■ **AIM OF THE EXERCISE**
Review the listing and copy each line that holds the word "English".

■ **INFORMATION SUPPLIED**

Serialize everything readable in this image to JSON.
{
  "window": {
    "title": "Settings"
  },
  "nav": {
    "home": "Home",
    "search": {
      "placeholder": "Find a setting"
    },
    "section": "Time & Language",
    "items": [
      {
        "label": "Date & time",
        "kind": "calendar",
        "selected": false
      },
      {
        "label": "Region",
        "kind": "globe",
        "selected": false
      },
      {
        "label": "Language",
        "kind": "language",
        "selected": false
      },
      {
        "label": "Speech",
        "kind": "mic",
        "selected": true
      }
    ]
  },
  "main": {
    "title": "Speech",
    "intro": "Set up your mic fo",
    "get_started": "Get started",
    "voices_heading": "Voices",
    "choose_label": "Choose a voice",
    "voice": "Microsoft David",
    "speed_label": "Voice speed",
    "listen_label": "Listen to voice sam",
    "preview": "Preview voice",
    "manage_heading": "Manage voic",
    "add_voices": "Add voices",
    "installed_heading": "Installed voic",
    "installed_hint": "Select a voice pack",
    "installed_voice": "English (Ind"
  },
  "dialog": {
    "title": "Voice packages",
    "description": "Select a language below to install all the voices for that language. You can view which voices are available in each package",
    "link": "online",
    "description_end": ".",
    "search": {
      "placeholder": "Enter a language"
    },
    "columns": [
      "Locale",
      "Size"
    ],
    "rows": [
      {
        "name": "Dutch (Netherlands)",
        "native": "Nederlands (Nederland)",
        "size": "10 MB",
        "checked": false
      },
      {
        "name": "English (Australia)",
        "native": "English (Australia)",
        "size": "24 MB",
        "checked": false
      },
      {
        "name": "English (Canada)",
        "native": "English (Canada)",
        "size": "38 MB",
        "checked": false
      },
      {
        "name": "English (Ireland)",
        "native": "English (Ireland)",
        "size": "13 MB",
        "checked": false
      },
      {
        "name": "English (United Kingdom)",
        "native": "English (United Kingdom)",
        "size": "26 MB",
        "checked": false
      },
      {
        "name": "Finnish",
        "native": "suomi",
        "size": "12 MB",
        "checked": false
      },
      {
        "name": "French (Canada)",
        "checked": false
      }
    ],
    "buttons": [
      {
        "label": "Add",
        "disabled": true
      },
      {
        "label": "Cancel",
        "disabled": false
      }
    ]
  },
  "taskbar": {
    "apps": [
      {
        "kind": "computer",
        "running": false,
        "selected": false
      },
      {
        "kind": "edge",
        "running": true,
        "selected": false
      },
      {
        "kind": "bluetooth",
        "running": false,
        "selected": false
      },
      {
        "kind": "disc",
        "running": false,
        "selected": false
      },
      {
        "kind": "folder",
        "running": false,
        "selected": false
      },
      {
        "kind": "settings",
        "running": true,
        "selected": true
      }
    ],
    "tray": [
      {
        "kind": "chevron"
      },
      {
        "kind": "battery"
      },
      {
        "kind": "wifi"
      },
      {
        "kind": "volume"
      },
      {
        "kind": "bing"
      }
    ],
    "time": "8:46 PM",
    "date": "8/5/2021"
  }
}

■ **ANSWER TO THIS EXERCISE**
    "installed_voice": "English (Ind"
        "name": "English (Australia)",
        "native": "English (Australia)",
        "name": "English (Canada)",
        "native": "English (Canada)",
        "name": "English (Ireland)",
        "native": "English (Ireland)",
        "name": "English (United Kingdom)",
        "native": "English (United Kingdom)",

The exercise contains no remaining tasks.